> _What you should do_:
Please answer these questions using the Maggi noodles recall article.
(a) Which two substances were some samples found to contain at higher-than-permissible levels?
(b) At minimum, how many days will it take to destroy Nestle's available stock?
(c) What is the company's estimated sales value of the stock in the market, including stock with trade partners?

Ever since the Maggi ban has started, there is a massive buzz all over the country. Nobody was happy, Maggi was the only food loved by all age group. It was a part of our everyday lives and all of a sudden we find no packets in our kitchen. Well, this makes us sad too! 🙁
The Food Safety Regulator and Standards Authority of India (FSSAI) had ordered Nestle to withdraw Maggi noodles after some samples were found to contain higher-than-permissible levels of lead and Monosodium Glutamate (MSG).
What is the current update on Maggi?
More than 27,000 tonnes of noodles, recalled from 3.5 million retail outlets, with 10,000 trucks transporting them for incineration. Those are the kinds of mind-boggling figures Nestle India is looking at. 10 days from the launch of its drive to recall and destroy Maggi noodles—a task that needs the help of an army of workers.
It will take at least 40 days to destroy Nestle’s available stock of the ‘two-minute noodles’.
Since May 28, Nestle shares are down, nearly 18 percent from Rs 7,038.65 to Rs 5782.85 (as on 16th June 2015). The selloff has wiped out nearly Rs 10,000 crore from Nestle’s market capitalization.
What the company said?
“We are in the process of withdrawing Maggi noodles stock from the market and destroying it. The estimates ‘Sales Value’ of the stock in the market, including those with our trade partners is around Rs.210 crore. In addition, there were Maggi noodles and related materials in our factories and distribution centres. When the withdrawal was announced, the estimated value of these is around Rs.110 crore.” the company said.
“These are broad estimates because it is impossible to calculate the final figure while the withdrawal is taking place,” the company said in a filing with stock exchanges.

> _Information shown_:
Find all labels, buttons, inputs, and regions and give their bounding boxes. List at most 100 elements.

> _Answer to the task_:
(a) Lead and Monosodium Glutamate (MSG)
(b) 40 days
(c) Around Rs.210 crore